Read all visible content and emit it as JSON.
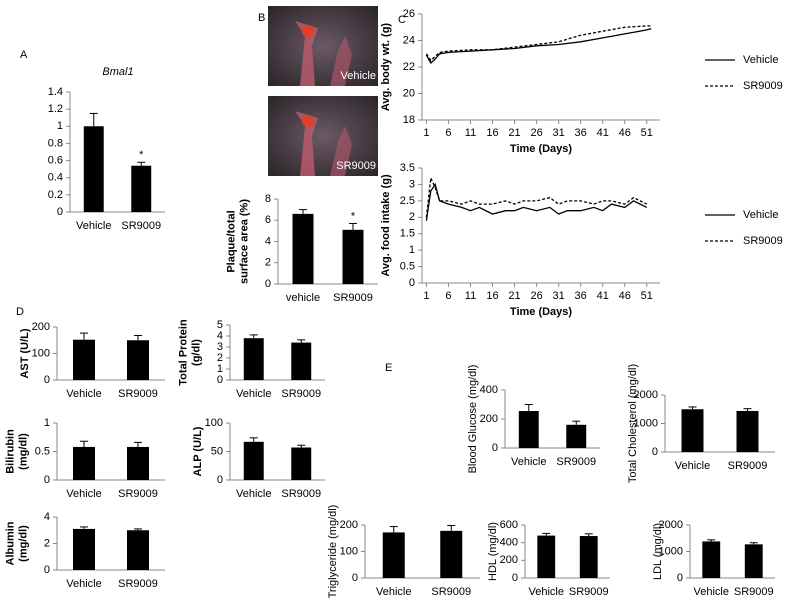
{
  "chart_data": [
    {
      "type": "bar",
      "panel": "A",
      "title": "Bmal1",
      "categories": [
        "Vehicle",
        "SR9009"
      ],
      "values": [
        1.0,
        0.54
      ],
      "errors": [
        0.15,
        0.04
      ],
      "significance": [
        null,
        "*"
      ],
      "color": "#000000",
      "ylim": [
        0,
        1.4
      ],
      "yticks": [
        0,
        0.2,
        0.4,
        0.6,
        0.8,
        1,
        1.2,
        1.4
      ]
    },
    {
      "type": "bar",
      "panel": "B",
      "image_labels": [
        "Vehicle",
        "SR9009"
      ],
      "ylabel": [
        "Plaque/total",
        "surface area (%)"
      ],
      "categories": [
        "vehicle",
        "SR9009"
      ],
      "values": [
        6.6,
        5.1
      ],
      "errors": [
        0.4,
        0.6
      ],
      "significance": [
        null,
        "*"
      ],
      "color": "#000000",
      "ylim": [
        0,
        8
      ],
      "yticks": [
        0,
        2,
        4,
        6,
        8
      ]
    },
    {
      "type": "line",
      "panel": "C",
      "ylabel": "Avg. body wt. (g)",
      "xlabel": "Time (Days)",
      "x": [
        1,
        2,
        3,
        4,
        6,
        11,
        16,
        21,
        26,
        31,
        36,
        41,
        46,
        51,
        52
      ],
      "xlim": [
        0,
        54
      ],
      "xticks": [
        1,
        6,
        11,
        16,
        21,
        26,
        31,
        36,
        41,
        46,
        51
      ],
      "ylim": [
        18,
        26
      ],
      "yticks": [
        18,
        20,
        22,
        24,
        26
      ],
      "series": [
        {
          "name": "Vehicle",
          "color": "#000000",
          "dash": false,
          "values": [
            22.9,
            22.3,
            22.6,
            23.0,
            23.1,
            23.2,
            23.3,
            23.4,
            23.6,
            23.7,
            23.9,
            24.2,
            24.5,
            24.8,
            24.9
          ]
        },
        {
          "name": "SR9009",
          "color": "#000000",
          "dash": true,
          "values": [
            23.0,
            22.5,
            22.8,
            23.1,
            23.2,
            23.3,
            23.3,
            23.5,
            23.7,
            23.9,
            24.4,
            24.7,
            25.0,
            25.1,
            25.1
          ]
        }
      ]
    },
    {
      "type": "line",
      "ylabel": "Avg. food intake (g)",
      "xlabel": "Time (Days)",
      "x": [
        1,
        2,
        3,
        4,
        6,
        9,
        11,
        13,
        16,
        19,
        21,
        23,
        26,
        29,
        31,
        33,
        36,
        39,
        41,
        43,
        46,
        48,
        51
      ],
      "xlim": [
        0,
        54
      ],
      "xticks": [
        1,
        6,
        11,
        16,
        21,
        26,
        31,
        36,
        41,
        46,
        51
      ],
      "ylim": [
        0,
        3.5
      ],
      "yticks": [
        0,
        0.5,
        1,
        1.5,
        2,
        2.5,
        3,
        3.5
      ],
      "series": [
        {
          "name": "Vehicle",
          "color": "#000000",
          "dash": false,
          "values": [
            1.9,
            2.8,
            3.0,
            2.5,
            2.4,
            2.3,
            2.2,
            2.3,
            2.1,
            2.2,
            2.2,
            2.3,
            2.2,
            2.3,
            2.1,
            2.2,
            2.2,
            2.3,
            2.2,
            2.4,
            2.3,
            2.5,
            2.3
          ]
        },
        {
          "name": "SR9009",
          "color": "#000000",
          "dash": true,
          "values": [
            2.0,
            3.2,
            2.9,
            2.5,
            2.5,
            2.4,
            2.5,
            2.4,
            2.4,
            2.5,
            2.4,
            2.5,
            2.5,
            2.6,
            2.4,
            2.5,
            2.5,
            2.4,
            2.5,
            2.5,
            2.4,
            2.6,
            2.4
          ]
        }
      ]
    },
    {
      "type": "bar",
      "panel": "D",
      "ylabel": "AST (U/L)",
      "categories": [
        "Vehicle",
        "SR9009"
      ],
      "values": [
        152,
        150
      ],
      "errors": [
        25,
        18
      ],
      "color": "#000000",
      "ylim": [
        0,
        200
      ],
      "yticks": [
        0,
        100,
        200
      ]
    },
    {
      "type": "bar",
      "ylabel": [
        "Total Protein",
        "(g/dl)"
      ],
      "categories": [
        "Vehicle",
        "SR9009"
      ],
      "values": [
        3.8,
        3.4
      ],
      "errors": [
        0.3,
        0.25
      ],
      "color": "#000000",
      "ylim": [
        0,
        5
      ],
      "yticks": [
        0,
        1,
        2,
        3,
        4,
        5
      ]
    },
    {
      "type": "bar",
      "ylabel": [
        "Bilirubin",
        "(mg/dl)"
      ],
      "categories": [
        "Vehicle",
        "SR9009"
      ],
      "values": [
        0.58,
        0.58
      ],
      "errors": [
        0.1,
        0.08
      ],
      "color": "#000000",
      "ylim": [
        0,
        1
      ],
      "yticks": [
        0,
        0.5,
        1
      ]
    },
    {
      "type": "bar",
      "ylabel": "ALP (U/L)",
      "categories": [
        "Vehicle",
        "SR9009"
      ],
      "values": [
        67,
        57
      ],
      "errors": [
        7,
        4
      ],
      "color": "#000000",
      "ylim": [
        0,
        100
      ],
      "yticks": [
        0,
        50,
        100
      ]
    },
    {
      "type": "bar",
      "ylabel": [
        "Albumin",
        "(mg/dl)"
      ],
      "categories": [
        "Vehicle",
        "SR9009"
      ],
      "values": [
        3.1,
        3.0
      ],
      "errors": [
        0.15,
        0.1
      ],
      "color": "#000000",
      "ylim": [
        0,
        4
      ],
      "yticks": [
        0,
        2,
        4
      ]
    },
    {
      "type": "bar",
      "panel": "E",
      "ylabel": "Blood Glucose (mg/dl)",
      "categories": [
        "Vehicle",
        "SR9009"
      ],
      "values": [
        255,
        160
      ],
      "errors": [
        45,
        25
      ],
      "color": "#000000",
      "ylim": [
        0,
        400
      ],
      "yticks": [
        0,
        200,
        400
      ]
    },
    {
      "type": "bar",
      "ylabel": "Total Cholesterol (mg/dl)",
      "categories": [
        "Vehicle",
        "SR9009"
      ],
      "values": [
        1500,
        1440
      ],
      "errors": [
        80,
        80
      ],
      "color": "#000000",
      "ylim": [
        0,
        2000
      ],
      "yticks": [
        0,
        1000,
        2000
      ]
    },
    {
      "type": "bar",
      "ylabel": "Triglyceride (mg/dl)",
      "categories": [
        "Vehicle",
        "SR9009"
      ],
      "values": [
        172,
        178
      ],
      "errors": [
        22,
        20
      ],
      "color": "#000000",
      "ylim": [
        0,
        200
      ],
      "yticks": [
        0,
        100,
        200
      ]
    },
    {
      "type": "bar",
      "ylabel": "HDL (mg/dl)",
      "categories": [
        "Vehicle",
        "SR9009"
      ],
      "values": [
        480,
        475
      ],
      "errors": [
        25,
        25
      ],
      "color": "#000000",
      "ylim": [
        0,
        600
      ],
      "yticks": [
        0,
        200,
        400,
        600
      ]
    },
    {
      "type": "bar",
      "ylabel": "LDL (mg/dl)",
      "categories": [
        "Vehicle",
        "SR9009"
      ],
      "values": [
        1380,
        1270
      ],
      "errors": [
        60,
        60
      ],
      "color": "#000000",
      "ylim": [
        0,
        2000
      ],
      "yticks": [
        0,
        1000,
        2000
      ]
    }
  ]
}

__________________________________________________

_TASK DESCRIPTION_:
Copy the listing above word for word. Do not include the pictures.

_REPLY_:
Read all visible content and emit it as JSON.
{
  "chart_data": [
    {
      "type": "bar",
      "panel": "A",
      "title": "Bmal1",
      "categories": [
        "Vehicle",
        "SR9009"
      ],
      "values": [
        1.0,
        0.54
      ],
      "errors": [
        0.15,
        0.04
      ],
      "significance": [
        null,
        "*"
      ],
      "color": "#000000",
      "ylim": [
        0,
        1.4
      ],
      "yticks": [
        0,
        0.2,
        0.4,
        0.6,
        0.8,
        1,
        1.2,
        1.4
      ]
    },
    {
      "type": "bar",
      "panel": "B",
      "image_labels": [
        "Vehicle",
        "SR9009"
      ],
      "ylabel": [
        "Plaque/total",
        "surface area (%)"
      ],
      "categories": [
        "vehicle",
        "SR9009"
      ],
      "values": [
        6.6,
        5.1
      ],
      "errors": [
        0.4,
        0.6
      ],
      "significance": [
        null,
        "*"
      ],
      "color": "#000000",
      "ylim": [
        0,
        8
      ],
      "yticks": [
        0,
        2,
        4,
        6,
        8
      ]
    },
    {
      "type": "line",
      "panel": "C",
      "ylabel": "Avg. body wt. (g)",
      "xlabel": "Time (Days)",
      "x": [
        1,
        2,
        3,
        4,
        6,
        11,
        16,
        21,
        26,
        31,
        36,
        41,
        46,
        51,
        52
      ],
      "xlim": [
        0,
        54
      ],
      "xticks": [
        1,
        6,
        11,
        16,
        21,
        26,
        31,
        36,
        41,
        46,
        51
      ],
      "ylim": [
        18,
        26
      ],
      "yticks": [
        18,
        20,
        22,
        24,
        26
      ],
      "series": [
        {
          "name": "Vehicle",
          "color": "#000000",
          "dash": false,
          "values": [
            22.9,
            22.3,
            22.6,
            23.0,
            23.1,
            23.2,
            23.3,
            23.4,
            23.6,
            23.7,
            23.9,
            24.2,
            24.5,
            24.8,
            24.9
          ]
        },
        {
          "name": "SR9009",
          "color": "#000000",
          "dash": true,
          "values": [
            23.0,
            22.5,
            22.8,
            23.1,
            23.2,
            23.3,
            23.3,
            23.5,
            23.7,
            23.9,
            24.4,
            24.7,
            25.0,
            25.1,
            25.1
          ]
        }
      ]
    },
    {
      "type": "line",
      "ylabel": "Avg. food intake (g)",
      "xlabel": "Time (Days)",
      "x": [
        1,
        2,
        3,
        4,
        6,
        9,
        11,
        13,
        16,
        19,
        21,
        23,
        26,
        29,
        31,
        33,
        36,
        39,
        41,
        43,
        46,
        48,
        51
      ],
      "xlim": [
        0,
        54
      ],
      "xticks": [
        1,
        6,
        11,
        16,
        21,
        26,
        31,
        36,
        41,
        46,
        51
      ],
      "ylim": [
        0,
        3.5
      ],
      "yticks": [
        0,
        0.5,
        1,
        1.5,
        2,
        2.5,
        3,
        3.5
      ],
      "series": [
        {
          "name": "Vehicle",
          "color": "#000000",
          "dash": false,
          "values": [
            1.9,
            2.8,
            3.0,
            2.5,
            2.4,
            2.3,
            2.2,
            2.3,
            2.1,
            2.2,
            2.2,
            2.3,
            2.2,
            2.3,
            2.1,
            2.2,
            2.2,
            2.3,
            2.2,
            2.4,
            2.3,
            2.5,
            2.3
          ]
        },
        {
          "name": "SR9009",
          "color": "#000000",
          "dash": true,
          "values": [
            2.0,
            3.2,
            2.9,
            2.5,
            2.5,
            2.4,
            2.5,
            2.4,
            2.4,
            2.5,
            2.4,
            2.5,
            2.5,
            2.6,
            2.4,
            2.5,
            2.5,
            2.4,
            2.5,
            2.5,
            2.4,
            2.6,
            2.4
          ]
        }
      ]
    },
    {
      "type": "bar",
      "panel": "D",
      "ylabel": "AST (U/L)",
      "categories": [
        "Vehicle",
        "SR9009"
      ],
      "values": [
        152,
        150
      ],
      "errors": [
        25,
        18
      ],
      "color": "#000000",
      "ylim": [
        0,
        200
      ],
      "yticks": [
        0,
        100,
        200
      ]
    },
    {
      "type": "bar",
      "ylabel": [
        "Total Protein",
        "(g/dl)"
      ],
      "categories": [
        "Vehicle",
        "SR9009"
      ],
      "values": [
        3.8,
        3.4
      ],
      "errors": [
        0.3,
        0.25
      ],
      "color": "#000000",
      "ylim": [
        0,
        5
      ],
      "yticks": [
        0,
        1,
        2,
        3,
        4,
        5
      ]
    },
    {
      "type": "bar",
      "ylabel": [
        "Bilirubin",
        "(mg/dl)"
      ],
      "categories": [
        "Vehicle",
        "SR9009"
      ],
      "values": [
        0.58,
        0.58
      ],
      "errors": [
        0.1,
        0.08
      ],
      "color": "#000000",
      "ylim": [
        0,
        1
      ],
      "yticks": [
        0,
        0.5,
        1
      ]
    },
    {
      "type": "bar",
      "ylabel": "ALP (U/L)",
      "categories": [
        "Vehicle",
        "SR9009"
      ],
      "values": [
        67,
        57
      ],
      "errors": [
        7,
        4
      ],
      "color": "#000000",
      "ylim": [
        0,
        100
      ],
      "yticks": [
        0,
        50,
        100
      ]
    },
    {
      "type": "bar",
      "ylabel": [
        "Albumin",
        "(mg/dl)"
      ],
      "categories": [
        "Vehicle",
        "SR9009"
      ],
      "values": [
        3.1,
        3.0
      ],
      "errors": [
        0.15,
        0.1
      ],
      "color": "#000000",
      "ylim": [
        0,
        4
      ],
      "yticks": [
        0,
        2,
        4
      ]
    },
    {
      "type": "bar",
      "panel": "E",
      "ylabel": "Blood Glucose (mg/dl)",
      "categories": [
        "Vehicle",
        "SR9009"
      ],
      "values": [
        255,
        160
      ],
      "errors": [
        45,
        25
      ],
      "color": "#000000",
      "ylim": [
        0,
        400
      ],
      "yticks": [
        0,
        200,
        400
      ]
    },
    {
      "type": "bar",
      "ylabel": "Total Cholesterol (mg/dl)",
      "categories": [
        "Vehicle",
        "SR9009"
      ],
      "values": [
        1500,
        1440
      ],
      "errors": [
        80,
        80
      ],
      "color": "#000000",
      "ylim": [
        0,
        2000
      ],
      "yticks": [
        0,
        1000,
        2000
      ]
    },
    {
      "type": "bar",
      "ylabel": "Triglyceride (mg/dl)",
      "categories": [
        "Vehicle",
        "SR9009"
      ],
      "values": [
        172,
        178
      ],
      "errors": [
        22,
        20
      ],
      "color": "#000000",
      "ylim": [
        0,
        200
      ],
      "yticks": [
        0,
        100,
        200
      ]
    },
    {
      "type": "bar",
      "ylabel": "HDL (mg/dl)",
      "categories": [
        "Vehicle",
        "SR9009"
      ],
      "values": [
        480,
        475
      ],
      "errors": [
        25,
        25
      ],
      "color": "#000000",
      "ylim": [
        0,
        600
      ],
      "yticks": [
        0,
        200,
        400,
        600
      ]
    },
    {
      "type": "bar",
      "ylabel": "LDL (mg/dl)",
      "categories": [
        "Vehicle",
        "SR9009"
      ],
      "values": [
        1380,
        1270
      ],
      "errors": [
        60,
        60
      ],
      "color": "#000000",
      "ylim": [
        0,
        2000
      ],
      "yticks": [
        0,
        1000,
        2000
      ]
    }
  ]
}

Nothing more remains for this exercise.